# TASK DATA
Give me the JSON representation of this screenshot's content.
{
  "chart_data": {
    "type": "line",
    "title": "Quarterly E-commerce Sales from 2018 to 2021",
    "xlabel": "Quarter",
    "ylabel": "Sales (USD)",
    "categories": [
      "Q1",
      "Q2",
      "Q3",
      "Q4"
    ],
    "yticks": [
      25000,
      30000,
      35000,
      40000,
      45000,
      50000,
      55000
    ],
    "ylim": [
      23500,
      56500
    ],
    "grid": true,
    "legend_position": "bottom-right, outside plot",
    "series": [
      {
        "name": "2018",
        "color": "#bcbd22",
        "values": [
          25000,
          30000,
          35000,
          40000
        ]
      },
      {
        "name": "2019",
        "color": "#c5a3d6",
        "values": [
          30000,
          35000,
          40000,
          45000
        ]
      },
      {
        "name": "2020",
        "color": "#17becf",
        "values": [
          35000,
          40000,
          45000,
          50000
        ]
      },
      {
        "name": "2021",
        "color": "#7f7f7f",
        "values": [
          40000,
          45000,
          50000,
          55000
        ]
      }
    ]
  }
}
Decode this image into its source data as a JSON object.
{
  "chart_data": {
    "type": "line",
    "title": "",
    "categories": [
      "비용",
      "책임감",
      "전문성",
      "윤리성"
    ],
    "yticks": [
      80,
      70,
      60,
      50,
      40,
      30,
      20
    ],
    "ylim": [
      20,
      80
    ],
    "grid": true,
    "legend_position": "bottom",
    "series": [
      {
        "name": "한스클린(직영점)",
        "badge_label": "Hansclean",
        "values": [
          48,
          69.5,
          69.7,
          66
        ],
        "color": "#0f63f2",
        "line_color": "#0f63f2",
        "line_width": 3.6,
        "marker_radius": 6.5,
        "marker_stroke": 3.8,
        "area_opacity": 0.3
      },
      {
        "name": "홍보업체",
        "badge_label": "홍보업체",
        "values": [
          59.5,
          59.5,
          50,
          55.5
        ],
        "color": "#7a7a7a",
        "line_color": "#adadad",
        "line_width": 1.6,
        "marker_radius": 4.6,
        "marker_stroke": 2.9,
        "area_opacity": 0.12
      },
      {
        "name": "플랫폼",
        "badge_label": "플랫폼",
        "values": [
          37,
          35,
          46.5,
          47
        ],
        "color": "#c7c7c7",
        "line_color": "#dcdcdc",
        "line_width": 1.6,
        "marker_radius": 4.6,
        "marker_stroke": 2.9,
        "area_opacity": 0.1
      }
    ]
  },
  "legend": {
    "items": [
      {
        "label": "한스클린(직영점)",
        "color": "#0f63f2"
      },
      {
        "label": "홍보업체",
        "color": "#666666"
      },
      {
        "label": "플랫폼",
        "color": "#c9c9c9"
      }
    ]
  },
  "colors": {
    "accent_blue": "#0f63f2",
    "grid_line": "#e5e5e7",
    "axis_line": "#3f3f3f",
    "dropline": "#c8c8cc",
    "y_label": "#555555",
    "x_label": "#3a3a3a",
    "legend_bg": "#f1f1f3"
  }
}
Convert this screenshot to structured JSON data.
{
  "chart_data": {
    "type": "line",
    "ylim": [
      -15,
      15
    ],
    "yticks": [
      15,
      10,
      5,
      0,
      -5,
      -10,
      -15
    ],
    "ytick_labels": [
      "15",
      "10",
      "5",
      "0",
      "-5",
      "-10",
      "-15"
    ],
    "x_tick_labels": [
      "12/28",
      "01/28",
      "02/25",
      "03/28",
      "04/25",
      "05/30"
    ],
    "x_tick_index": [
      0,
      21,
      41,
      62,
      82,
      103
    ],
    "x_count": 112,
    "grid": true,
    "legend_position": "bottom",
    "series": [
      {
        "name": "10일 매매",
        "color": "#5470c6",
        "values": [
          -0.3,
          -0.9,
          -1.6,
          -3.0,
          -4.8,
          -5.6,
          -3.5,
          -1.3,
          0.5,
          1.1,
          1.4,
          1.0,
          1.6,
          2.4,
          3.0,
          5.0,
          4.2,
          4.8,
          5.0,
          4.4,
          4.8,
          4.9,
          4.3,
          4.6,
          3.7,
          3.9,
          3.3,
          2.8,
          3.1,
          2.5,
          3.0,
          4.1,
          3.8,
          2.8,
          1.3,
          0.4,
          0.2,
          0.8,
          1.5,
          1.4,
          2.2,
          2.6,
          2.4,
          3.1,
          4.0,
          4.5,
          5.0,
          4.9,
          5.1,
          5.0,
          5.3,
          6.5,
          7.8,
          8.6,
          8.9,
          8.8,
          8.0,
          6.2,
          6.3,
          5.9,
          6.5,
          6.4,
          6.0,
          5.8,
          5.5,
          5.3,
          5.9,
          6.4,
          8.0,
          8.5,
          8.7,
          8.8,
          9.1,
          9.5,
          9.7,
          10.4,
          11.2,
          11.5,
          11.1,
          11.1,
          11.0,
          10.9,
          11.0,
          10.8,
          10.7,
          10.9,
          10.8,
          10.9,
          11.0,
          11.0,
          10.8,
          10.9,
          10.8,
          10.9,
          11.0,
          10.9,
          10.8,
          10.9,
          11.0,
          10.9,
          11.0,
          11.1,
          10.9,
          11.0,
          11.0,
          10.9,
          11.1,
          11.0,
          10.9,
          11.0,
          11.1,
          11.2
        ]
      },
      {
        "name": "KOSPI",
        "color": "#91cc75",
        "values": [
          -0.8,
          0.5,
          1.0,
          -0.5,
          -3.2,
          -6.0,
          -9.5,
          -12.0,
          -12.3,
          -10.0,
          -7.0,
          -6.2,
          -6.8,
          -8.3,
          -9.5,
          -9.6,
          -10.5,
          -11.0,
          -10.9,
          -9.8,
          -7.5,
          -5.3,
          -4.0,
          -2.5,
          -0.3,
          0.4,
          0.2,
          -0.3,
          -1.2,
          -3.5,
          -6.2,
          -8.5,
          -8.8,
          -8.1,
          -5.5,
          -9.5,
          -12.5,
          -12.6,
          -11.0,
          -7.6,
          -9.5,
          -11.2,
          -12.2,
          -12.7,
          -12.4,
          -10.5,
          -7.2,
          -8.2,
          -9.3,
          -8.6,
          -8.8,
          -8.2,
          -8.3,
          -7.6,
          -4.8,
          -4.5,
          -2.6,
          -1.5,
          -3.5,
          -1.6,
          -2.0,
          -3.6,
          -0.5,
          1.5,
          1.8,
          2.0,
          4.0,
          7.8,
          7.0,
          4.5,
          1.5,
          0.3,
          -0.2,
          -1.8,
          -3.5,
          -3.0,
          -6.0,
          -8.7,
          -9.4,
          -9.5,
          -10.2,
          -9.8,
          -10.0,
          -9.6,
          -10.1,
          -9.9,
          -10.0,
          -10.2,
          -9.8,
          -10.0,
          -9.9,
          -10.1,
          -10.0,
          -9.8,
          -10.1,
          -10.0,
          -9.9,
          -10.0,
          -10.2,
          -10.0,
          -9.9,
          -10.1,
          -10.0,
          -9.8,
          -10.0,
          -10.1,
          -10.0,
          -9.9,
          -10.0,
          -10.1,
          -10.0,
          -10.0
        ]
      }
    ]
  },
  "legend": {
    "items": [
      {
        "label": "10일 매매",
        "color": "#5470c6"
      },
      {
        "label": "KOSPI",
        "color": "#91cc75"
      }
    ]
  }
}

# GIVEN TASK
Quote the material exactly, leaving nothing out.

# RESULT OF THIS EXERCISE
Give me the JSON representation of this screenshot's content.
{
  "chart_data": {
    "type": "line",
    "title": "Quarterly E-commerce Sales from 2018 to 2021",
    "xlabel": "Quarter",
    "ylabel": "Sales (USD)",
    "categories": [
      "Q1",
      "Q2",
      "Q3",
      "Q4"
    ],
    "yticks": [
      25000,
      30000,
      35000,
      40000,
      45000,
      50000,
      55000
    ],
    "ylim": [
      23500,
      56500
    ],
    "grid": true,
    "legend_position": "bottom-right, outside plot",
    "series": [
      {
        "name": "2018",
        "color": "#bcbd22",
        "values": [
          25000,
          30000,
          35000,
          40000
        ]
      },
      {
        "name": "2019",
        "color": "#c5a3d6",
        "values": [
          30000,
          35000,
          40000,
          45000
        ]
      },
      {
        "name": "2020",
        "color": "#17becf",
        "values": [
          35000,
          40000,
          45000,
          50000
        ]
      },
      {
        "name": "2021",
        "color": "#7f7f7f",
        "values": [
          40000,
          45000,
          50000,
          55000
        ]
      }
    ]
  }
}
Decode this image into its source data as a JSON object.
{
  "chart_data": {
    "type": "line",
    "title": "",
    "categories": [
      "비용",
      "책임감",
      "전문성",
      "윤리성"
    ],
    "yticks": [
      80,
      70,
      60,
      50,
      40,
      30,
      20
    ],
    "ylim": [
      20,
      80
    ],
    "grid": true,
    "legend_position": "bottom",
    "series": [
      {
        "name": "한스클린(직영점)",
        "badge_label": "Hansclean",
        "values": [
          48,
          69.5,
          69.7,
          66
        ],
        "color": "#0f63f2",
        "line_color": "#0f63f2",
        "line_width": 3.6,
        "marker_radius": 6.5,
        "marker_stroke": 3.8,
        "area_opacity": 0.3
      },
      {
        "name": "홍보업체",
        "badge_label": "홍보업체",
        "values": [
          59.5,
          59.5,
          50,
          55.5
        ],
        "color": "#7a7a7a",
        "line_color": "#adadad",
        "line_width": 1.6,
        "marker_radius": 4.6,
        "marker_stroke": 2.9,
        "area_opacity": 0.12
      },
      {
        "name": "플랫폼",
        "badge_label": "플랫폼",
        "values": [
          37,
          35,
          46.5,
          47
        ],
        "color": "#c7c7c7",
        "line_color": "#dcdcdc",
        "line_width": 1.6,
        "marker_radius": 4.6,
        "marker_stroke": 2.9,
        "area_opacity": 0.1
      }
    ]
  },
  "legend": {
    "items": [
      {
        "label": "한스클린(직영점)",
        "color": "#0f63f2"
      },
      {
        "label": "홍보업체",
        "color": "#666666"
      },
      {
        "label": "플랫폼",
        "color": "#c9c9c9"
      }
    ]
  },
  "colors": {
    "accent_blue": "#0f63f2",
    "grid_line": "#e5e5e7",
    "axis_line": "#3f3f3f",
    "dropline": "#c8c8cc",
    "y_label": "#555555",
    "x_label": "#3a3a3a",
    "legend_bg": "#f1f1f3"
  }
}
Convert this screenshot to structured JSON data.
{
  "chart_data": {
    "type": "line",
    "ylim": [
      -15,
      15
    ],
    "yticks": [
      15,
      10,
      5,
      0,
      -5,
      -10,
      -15
    ],
    "ytick_labels": [
      "15",
      "10",
      "5",
      "0",
      "-5",
      "-10",
      "-15"
    ],
    "x_tick_labels": [
      "12/28",
      "01/28",
      "02/25",
      "03/28",
      "04/25",
      "05/30"
    ],
    "x_tick_index": [
      0,
      21,
      41,
      62,
      82,
      103
    ],
    "x_count": 112,
    "grid": true,
    "legend_position": "bottom",
    "series": [
      {
        "name": "10일 매매",
        "color": "#5470c6",
        "values": [
          -0.3,
          -0.9,
          -1.6,
          -3.0,
          -4.8,
          -5.6,
          -3.5,
          -1.3,
          0.5,
          1.1,
          1.4,
          1.0,
          1.6,
          2.4,
          3.0,
          5.0,
          4.2,
          4.8,
          5.0,
          4.4,
          4.8,
          4.9,
          4.3,
          4.6,
          3.7,
          3.9,
          3.3,
          2.8,
          3.1,
          2.5,
          3.0,
          4.1,
          3.8,
          2.8,
          1.3,
          0.4,
          0.2,
          0.8,
          1.5,
          1.4,
          2.2,
          2.6,
          2.4,
          3.1,
          4.0,
          4.5,
          5.0,
          4.9,
          5.1,
          5.0,
          5.3,
          6.5,
          7.8,
          8.6,
          8.9,
          8.8,
          8.0,
          6.2,
          6.3,
          5.9,
          6.5,
          6.4,
          6.0,
          5.8,
          5.5,
          5.3,
          5.9,
          6.4,
          8.0,
          8.5,
          8.7,
          8.8,
          9.1,
          9.5,
          9.7,
          10.4,
          11.2,
          11.5,
          11.1,
          11.1,
          11.0,
          10.9,
          11.0,
          10.8,
          10.7,
          10.9,
          10.8,
          10.9,
          11.0,
          11.0,
          10.8,
          10.9,
          10.8,
          10.9,
          11.0,
          10.9,
          10.8,
          10.9,
          11.0,
          10.9,
          11.0,
          11.1,
          10.9,
          11.0,
          11.0,
          10.9,
          11.1,
          11.0,
          10.9,
          11.0,
          11.1,
          11.2
        ]
      },
      {
        "name": "KOSPI",
        "color": "#91cc75",
        "values": [
          -0.8,
          0.5,
          1.0,
          -0.5,
          -3.2,
          -6.0,
          -9.5,
          -12.0,
          -12.3,
          -10.0,
          -7.0,
          -6.2,
          -6.8,
          -8.3,
          -9.5,
          -9.6,
          -10.5,
          -11.0,
          -10.9,
          -9.8,
          -7.5,
          -5.3,
          -4.0,
          -2.5,
          -0.3,
          0.4,
          0.2,
          -0.3,
          -1.2,
          -3.5,
          -6.2,
          -8.5,
          -8.8,
          -8.1,
          -5.5,
          -9.5,
          -12.5,
          -12.6,
          -11.0,
          -7.6,
          -9.5,
          -11.2,
          -12.2,
          -12.7,
          -12.4,
          -10.5,
          -7.2,
          -8.2,
          -9.3,
          -8.6,
          -8.8,
          -8.2,
          -8.3,
          -7.6,
          -4.8,
          -4.5,
          -2.6,
          -1.5,
          -3.5,
          -1.6,
          -2.0,
          -3.6,
          -0.5,
          1.5,
          1.8,
          2.0,
          4.0,
          7.8,
          7.0,
          4.5,
          1.5,
          0.3,
          -0.2,
          -1.8,
          -3.5,
          -3.0,
          -6.0,
          -8.7,
          -9.4,
          -9.5,
          -10.2,
          -9.8,
          -10.0,
          -9.6,
          -10.1,
          -9.9,
          -10.0,
          -10.2,
          -9.8,
          -10.0,
          -9.9,
          -10.1,
          -10.0,
          -9.8,
          -10.1,
          -10.0,
          -9.9,
          -10.0,
          -10.2,
          -10.0,
          -9.9,
          -10.1,
          -10.0,
          -9.8,
          -10.0,
          -10.1,
          -10.0,
          -9.9,
          -10.0,
          -10.1,
          -10.0,
          -10.0
        ]
      }
    ]
  },
  "legend": {
    "items": [
      {
        "label": "10일 매매",
        "color": "#5470c6"
      },
      {
        "label": "KOSPI",
        "color": "#91cc75"
      }
    ]
  }
}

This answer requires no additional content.